== Records shown
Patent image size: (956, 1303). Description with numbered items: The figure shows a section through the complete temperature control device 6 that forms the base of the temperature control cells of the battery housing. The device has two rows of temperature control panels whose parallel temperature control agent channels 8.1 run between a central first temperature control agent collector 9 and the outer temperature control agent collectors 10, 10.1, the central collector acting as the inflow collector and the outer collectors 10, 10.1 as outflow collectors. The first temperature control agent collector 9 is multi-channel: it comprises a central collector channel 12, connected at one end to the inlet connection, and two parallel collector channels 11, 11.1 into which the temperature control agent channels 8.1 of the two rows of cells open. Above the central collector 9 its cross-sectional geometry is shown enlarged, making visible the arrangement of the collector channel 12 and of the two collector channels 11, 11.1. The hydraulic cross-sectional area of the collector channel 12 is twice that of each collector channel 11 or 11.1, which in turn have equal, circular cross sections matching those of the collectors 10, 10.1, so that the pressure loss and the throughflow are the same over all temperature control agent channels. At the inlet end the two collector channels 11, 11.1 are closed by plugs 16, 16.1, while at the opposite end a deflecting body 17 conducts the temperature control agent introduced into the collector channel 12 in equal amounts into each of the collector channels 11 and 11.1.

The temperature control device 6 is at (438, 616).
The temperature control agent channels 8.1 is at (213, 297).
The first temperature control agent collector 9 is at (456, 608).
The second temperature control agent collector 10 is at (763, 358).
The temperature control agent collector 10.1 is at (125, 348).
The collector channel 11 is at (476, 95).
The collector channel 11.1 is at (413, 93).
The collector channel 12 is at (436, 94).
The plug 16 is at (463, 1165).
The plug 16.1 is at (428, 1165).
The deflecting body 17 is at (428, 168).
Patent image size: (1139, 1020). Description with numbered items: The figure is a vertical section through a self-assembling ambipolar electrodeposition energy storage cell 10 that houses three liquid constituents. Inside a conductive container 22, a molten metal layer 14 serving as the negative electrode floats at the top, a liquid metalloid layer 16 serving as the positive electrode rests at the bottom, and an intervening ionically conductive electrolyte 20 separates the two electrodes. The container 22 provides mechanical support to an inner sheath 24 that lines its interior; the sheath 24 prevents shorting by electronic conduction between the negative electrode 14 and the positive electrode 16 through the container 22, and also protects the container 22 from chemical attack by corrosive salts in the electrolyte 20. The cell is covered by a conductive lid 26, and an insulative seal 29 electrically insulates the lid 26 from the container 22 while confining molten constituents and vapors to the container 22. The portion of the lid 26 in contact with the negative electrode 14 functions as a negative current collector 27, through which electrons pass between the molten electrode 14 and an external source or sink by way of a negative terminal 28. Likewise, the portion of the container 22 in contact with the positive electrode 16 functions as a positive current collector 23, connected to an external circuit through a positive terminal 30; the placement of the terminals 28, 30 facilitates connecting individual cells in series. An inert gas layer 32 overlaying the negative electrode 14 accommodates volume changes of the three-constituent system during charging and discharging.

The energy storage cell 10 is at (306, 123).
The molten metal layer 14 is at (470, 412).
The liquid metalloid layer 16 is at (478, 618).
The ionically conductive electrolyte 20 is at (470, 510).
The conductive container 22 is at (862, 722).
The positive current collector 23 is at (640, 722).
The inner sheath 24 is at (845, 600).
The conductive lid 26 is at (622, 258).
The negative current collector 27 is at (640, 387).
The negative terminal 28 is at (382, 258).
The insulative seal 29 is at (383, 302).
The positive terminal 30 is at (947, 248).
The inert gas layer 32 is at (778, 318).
====
**Work instruction**
Every record above is to be written out exactly.

**Solved problem**
Patent image size: (956, 1303). Description with numbered items: The figure shows a section through the complete temperature control device 6 that forms the base of the temperature control cells of the battery housing. The device has two rows of temperature control panels whose parallel temperature control agent channels 8.1 run between a central first temperature control agent collector 9 and the outer temperature control agent collectors 10, 10.1, the central collector acting as the inflow collector and the outer collectors 10, 10.1 as outflow collectors. The first temperature control agent collector 9 is multi-channel: it comprises a central collector channel 12, connected at one end to the inlet connection, and two parallel collector channels 11, 11.1 into which the temperature control agent channels 8.1 of the two rows of cells open. Above the central collector 9 its cross-sectional geometry is shown enlarged, making visible the arrangement of the collector channel 12 and of the two collector channels 11, 11.1. The hydraulic cross-sectional area of the collector channel 12 is twice that of each collector channel 11 or 11.1, which in turn have equal, circular cross sections matching those of the collectors 10, 10.1, so that the pressure loss and the throughflow are the same over all temperature control agent channels. At the inlet end the two collector channels 11, 11.1 are closed by plugs 16, 16.1, while at the opposite end a deflecting body 17 conducts the temperature control agent introduced into the collector channel 12 in equal amounts into each of the collector channels 11 and 11.1.

The temperature control device 6 is at (438, 616).
The temperature control agent channels 8.1 is at (213, 297).
The first temperature control agent collector 9 is at (456, 608).
The second temperature control agent collector 10 is at (763, 358).
The temperature control agent collector 10.1 is at (125, 348).
The collector channel 11 is at (476, 95).
The collector channel 11.1 is at (413, 93).
The collector channel 12 is at (436, 94).
The plug 16 is at (463, 1165).
The plug 16.1 is at (428, 1165).
The deflecting body 17 is at (428, 168).
Patent image size: (1139, 1020). Description with numbered items: The figure is a vertical section through a self-assembling ambipolar electrodeposition energy storage cell 10 that houses three liquid constituents. Inside a conductive container 22, a molten metal layer 14 serving as the negative electrode floats at the top, a liquid metalloid layer 16 serving as the positive electrode rests at the bottom, and an intervening ionically conductive electrolyte 20 separates the two electrodes. The container 22 provides mechanical support to an inner sheath 24 that lines its interior; the sheath 24 prevents shorting by electronic conduction between the negative electrode 14 and the positive electrode 16 through the container 22, and also protects the container 22 from chemical attack by corrosive salts in the electrolyte 20. The cell is covered by a conductive lid 26, and an insulative seal 29 electrically insulates the lid 26 from the container 22 while confining molten constituents and vapors to the container 22. The portion of the lid 26 in contact with the negative electrode 14 functions as a negative current collector 27, through which electrons pass between the molten electrode 14 and an external source or sink by way of a negative terminal 28. Likewise, the portion of the container 22 in contact with the positive electrode 16 functions as a positive current collector 23, connected to an external circuit through a positive terminal 30; the placement of the terminals 28, 30 facilitates connecting individual cells in series. An inert gas layer 32 overlaying the negative electrode 14 accommodates volume changes of the three-constituent system during charging and discharging.

The energy storage cell 10 is at (306, 123).
The molten metal layer 14 is at (470, 412).
The liquid metalloid layer 16 is at (478, 618).
The ionically conductive electrolyte 20 is at (470, 510).
The conductive container 22 is at (862, 722).
The positive current collector 23 is at (640, 722).
The inner sheath 24 is at (845, 600).
The conductive lid 26 is at (622, 258).
The negative current collector 27 is at (640, 387).
The negative terminal 28 is at (382, 258).
The insulative seal 29 is at (383, 302).
The positive terminal 30 is at (947, 248).
The inert gas layer 32 is at (778, 318).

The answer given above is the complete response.